Write out the whole of the material exactly.

Dataset:

╔══

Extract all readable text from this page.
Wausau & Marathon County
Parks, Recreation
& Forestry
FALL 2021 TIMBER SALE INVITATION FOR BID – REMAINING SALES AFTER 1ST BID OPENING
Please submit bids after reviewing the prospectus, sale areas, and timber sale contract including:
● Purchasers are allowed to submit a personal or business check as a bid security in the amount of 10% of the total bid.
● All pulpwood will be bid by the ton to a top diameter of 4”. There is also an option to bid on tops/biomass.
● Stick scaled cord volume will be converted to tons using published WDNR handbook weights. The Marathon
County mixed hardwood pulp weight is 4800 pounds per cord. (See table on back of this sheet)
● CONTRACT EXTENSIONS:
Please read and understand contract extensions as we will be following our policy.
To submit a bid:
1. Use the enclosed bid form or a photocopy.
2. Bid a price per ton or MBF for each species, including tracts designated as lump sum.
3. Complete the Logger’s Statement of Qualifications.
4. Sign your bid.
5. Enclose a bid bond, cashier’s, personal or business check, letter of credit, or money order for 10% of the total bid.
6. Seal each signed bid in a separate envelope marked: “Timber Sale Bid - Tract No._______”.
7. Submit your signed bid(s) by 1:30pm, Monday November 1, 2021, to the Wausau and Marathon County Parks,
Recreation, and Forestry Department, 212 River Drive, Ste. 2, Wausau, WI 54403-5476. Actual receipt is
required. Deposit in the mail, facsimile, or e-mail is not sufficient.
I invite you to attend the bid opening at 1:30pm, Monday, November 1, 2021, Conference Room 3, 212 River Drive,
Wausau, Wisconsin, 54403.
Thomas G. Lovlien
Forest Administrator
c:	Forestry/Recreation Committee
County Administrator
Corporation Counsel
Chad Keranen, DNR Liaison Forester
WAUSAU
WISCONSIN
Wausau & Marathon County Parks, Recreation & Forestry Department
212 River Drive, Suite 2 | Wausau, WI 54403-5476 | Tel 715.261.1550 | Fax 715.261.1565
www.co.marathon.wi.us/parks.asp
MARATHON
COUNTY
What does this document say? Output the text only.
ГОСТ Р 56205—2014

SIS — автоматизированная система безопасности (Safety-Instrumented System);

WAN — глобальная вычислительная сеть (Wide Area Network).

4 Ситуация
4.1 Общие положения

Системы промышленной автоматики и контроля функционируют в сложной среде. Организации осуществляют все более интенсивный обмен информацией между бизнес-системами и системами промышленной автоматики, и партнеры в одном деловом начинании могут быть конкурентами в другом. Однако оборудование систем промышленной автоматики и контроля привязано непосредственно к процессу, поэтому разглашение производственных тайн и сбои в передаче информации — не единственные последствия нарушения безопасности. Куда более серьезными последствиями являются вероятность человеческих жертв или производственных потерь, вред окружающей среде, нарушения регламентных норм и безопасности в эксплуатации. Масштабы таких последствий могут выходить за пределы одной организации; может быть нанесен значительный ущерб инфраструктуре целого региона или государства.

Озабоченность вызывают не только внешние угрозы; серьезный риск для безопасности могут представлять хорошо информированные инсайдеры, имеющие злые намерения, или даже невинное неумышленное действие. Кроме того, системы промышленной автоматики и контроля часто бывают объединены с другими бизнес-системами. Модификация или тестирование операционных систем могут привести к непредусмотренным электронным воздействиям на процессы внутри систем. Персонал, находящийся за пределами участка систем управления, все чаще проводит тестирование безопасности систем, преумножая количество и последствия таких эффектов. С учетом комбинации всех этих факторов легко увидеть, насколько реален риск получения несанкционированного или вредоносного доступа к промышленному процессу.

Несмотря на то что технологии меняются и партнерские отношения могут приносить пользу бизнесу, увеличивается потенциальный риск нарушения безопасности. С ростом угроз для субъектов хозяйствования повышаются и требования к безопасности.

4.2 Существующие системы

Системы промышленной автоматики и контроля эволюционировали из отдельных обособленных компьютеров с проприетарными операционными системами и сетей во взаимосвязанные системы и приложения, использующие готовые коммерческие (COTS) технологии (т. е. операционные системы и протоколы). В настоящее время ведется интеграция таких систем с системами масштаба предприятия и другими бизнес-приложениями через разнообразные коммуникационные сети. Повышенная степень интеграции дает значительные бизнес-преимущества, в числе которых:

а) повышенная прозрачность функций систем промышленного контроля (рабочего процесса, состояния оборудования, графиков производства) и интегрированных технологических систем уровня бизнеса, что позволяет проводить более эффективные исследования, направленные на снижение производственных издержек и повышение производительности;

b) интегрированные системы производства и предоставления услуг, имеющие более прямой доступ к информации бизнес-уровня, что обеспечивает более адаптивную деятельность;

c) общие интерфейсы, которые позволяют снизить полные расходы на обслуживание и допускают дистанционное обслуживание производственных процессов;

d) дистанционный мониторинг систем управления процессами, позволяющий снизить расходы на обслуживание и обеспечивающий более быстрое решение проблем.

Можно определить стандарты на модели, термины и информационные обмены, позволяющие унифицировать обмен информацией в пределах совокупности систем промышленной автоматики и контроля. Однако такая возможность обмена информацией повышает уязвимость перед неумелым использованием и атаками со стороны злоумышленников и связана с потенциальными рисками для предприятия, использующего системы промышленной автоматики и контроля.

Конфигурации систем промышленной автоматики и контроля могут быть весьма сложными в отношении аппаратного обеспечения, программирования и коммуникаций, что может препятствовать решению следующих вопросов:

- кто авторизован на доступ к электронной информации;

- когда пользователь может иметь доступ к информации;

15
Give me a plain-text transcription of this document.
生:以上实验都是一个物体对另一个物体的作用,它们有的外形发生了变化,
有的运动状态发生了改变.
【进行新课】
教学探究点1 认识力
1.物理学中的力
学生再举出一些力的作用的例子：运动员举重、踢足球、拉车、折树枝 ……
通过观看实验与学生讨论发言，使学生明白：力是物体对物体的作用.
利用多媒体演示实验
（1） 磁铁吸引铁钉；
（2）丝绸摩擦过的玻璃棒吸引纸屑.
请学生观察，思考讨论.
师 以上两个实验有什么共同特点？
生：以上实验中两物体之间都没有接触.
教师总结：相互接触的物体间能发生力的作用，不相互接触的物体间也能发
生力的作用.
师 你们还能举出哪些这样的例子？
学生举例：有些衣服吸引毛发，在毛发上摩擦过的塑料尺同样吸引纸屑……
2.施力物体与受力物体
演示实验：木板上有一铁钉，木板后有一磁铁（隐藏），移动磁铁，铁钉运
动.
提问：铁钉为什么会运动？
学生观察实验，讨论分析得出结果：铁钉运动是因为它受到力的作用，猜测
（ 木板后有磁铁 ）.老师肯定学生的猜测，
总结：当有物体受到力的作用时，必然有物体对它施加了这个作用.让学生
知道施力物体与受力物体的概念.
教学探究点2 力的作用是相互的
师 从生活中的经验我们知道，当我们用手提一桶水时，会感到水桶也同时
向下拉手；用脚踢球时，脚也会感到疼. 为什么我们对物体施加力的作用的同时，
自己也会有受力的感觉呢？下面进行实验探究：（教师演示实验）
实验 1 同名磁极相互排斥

╚══

Full response:
Extract all readable text from this page.
Wausau & Marathon County
Parks, Recreation
& Forestry
FALL 2021 TIMBER SALE INVITATION FOR BID – REMAINING SALES AFTER 1ST BID OPENING
Please submit bids after reviewing the prospectus, sale areas, and timber sale contract including:
● Purchasers are allowed to submit a personal or business check as a bid security in the amount of 10% of the total bid.
● All pulpwood will be bid by the ton to a top diameter of 4”. There is also an option to bid on tops/biomass.
● Stick scaled cord volume will be converted to tons using published WDNR handbook weights. The Marathon
County mixed hardwood pulp weight is 4800 pounds per cord. (See table on back of this sheet)
● CONTRACT EXTENSIONS:
Please read and understand contract extensions as we will be following our policy.
To submit a bid:
1. Use the enclosed bid form or a photocopy.
2. Bid a price per ton or MBF for each species, including tracts designated as lump sum.
3. Complete the Logger’s Statement of Qualifications.
4. Sign your bid.
5. Enclose a bid bond, cashier’s, personal or business check, letter of credit, or money order for 10% of the total bid.
6. Seal each signed bid in a separate envelope marked: “Timber Sale Bid - Tract No._______”.
7. Submit your signed bid(s) by 1:30pm, Monday November 1, 2021, to the Wausau and Marathon County Parks,
Recreation, and Forestry Department, 212 River Drive, Ste. 2, Wausau, WI 54403-5476. Actual receipt is
required. Deposit in the mail, facsimile, or e-mail is not sufficient.
I invite you to attend the bid opening at 1:30pm, Monday, November 1, 2021, Conference Room 3, 212 River Drive,
Wausau, Wisconsin, 54403.
Thomas G. Lovlien
Forest Administrator
c:	Forestry/Recreation Committee
County Administrator
Corporation Counsel
Chad Keranen, DNR Liaison Forester
WAUSAU
WISCONSIN
Wausau & Marathon County Parks, Recreation & Forestry Department
212 River Drive, Suite 2 | Wausau, WI 54403-5476 | Tel 715.261.1550 | Fax 715.261.1565
www.co.marathon.wi.us/parks.asp
MARATHON
COUNTY
What does this document say? Output the text only.
ГОСТ Р 56205—2014

SIS — автоматизированная система безопасности (Safety-Instrumented System);

WAN — глобальная вычислительная сеть (Wide Area Network).

4 Ситуация
4.1 Общие положения

Системы промышленной автоматики и контроля функционируют в сложной среде. Организации осуществляют все более интенсивный обмен информацией между бизнес-системами и системами промышленной автоматики, и партнеры в одном деловом начинании могут быть конкурентами в другом. Однако оборудование систем промышленной автоматики и контроля привязано непосредственно к процессу, поэтому разглашение производственных тайн и сбои в передаче информации — не единственные последствия нарушения безопасности. Куда более серьезными последствиями являются вероятность человеческих жертв или производственных потерь, вред окружающей среде, нарушения регламентных норм и безопасности в эксплуатации. Масштабы таких последствий могут выходить за пределы одной организации; может быть нанесен значительный ущерб инфраструктуре целого региона или государства.

Озабоченность вызывают не только внешние угрозы; серьезный риск для безопасности могут представлять хорошо информированные инсайдеры, имеющие злые намерения, или даже невинное неумышленное действие. Кроме того, системы промышленной автоматики и контроля часто бывают объединены с другими бизнес-системами. Модификация или тестирование операционных систем могут привести к непредусмотренным электронным воздействиям на процессы внутри систем. Персонал, находящийся за пределами участка систем управления, все чаще проводит тестирование безопасности систем, преумножая количество и последствия таких эффектов. С учетом комбинации всех этих факторов легко увидеть, насколько реален риск получения несанкционированного или вредоносного доступа к промышленному процессу.

Несмотря на то что технологии меняются и партнерские отношения могут приносить пользу бизнесу, увеличивается потенциальный риск нарушения безопасности. С ростом угроз для субъектов хозяйствования повышаются и требования к безопасности.

4.2 Существующие системы

Системы промышленной автоматики и контроля эволюционировали из отдельных обособленных компьютеров с проприетарными операционными системами и сетей во взаимосвязанные системы и приложения, использующие готовые коммерческие (COTS) технологии (т. е. операционные системы и протоколы). В настоящее время ведется интеграция таких систем с системами масштаба предприятия и другими бизнес-приложениями через разнообразные коммуникационные сети. Повышенная степень интеграции дает значительные бизнес-преимущества, в числе которых:

а) повышенная прозрачность функций систем промышленного контроля (рабочего процесса, состояния оборудования, графиков производства) и интегрированных технологических систем уровня бизнеса, что позволяет проводить более эффективные исследования, направленные на снижение производственных издержек и повышение производительности;

b) интегрированные системы производства и предоставления услуг, имеющие более прямой доступ к информации бизнес-уровня, что обеспечивает более адаптивную деятельность;

c) общие интерфейсы, которые позволяют снизить полные расходы на обслуживание и допускают дистанционное обслуживание производственных процессов;

d) дистанционный мониторинг систем управления процессами, позволяющий снизить расходы на обслуживание и обеспечивающий более быстрое решение проблем.

Можно определить стандарты на модели, термины и информационные обмены, позволяющие унифицировать обмен информацией в пределах совокупности систем промышленной автоматики и контроля. Однако такая возможность обмена информацией повышает уязвимость перед неумелым использованием и атаками со стороны злоумышленников и связана с потенциальными рисками для предприятия, использующего системы промышленной автоматики и контроля.

Конфигурации систем промышленной автоматики и контроля могут быть весьма сложными в отношении аппаратного обеспечения, программирования и коммуникаций, что может препятствовать решению следующих вопросов:

- кто авторизован на доступ к электронной информации;

- когда пользователь может иметь доступ к информации;

15
Give me a plain-text transcription of this document.
生:以上实验都是一个物体对另一个物体的作用,它们有的外形发生了变化,
有的运动状态发生了改变.
【进行新课】
教学探究点1 认识力
1.物理学中的力
学生再举出一些力的作用的例子：运动员举重、踢足球、拉车、折树枝 ……
通过观看实验与学生讨论发言，使学生明白：力是物体对物体的作用.
利用多媒体演示实验
（1） 磁铁吸引铁钉；
（2）丝绸摩擦过的玻璃棒吸引纸屑.
请学生观察，思考讨论.
师 以上两个实验有什么共同特点？
生：以上实验中两物体之间都没有接触.
教师总结：相互接触的物体间能发生力的作用，不相互接触的物体间也能发
生力的作用.
师 你们还能举出哪些这样的例子？
学生举例：有些衣服吸引毛发，在毛发上摩擦过的塑料尺同样吸引纸屑……
2.施力物体与受力物体
演示实验：木板上有一铁钉，木板后有一磁铁（隐藏），移动磁铁，铁钉运
动.
提问：铁钉为什么会运动？
学生观察实验，讨论分析得出结果：铁钉运动是因为它受到力的作用，猜测
（ 木板后有磁铁 ）.老师肯定学生的猜测，
总结：当有物体受到力的作用时，必然有物体对它施加了这个作用.让学生
知道施力物体与受力物体的概念.
教学探究点2 力的作用是相互的
师 从生活中的经验我们知道，当我们用手提一桶水时，会感到水桶也同时
向下拉手；用脚踢球时，脚也会感到疼. 为什么我们对物体施加力的作用的同时，
自己也会有受力的感觉呢？下面进行实验探究：（教师演示实验）
实验 1 同名磁极相互排斥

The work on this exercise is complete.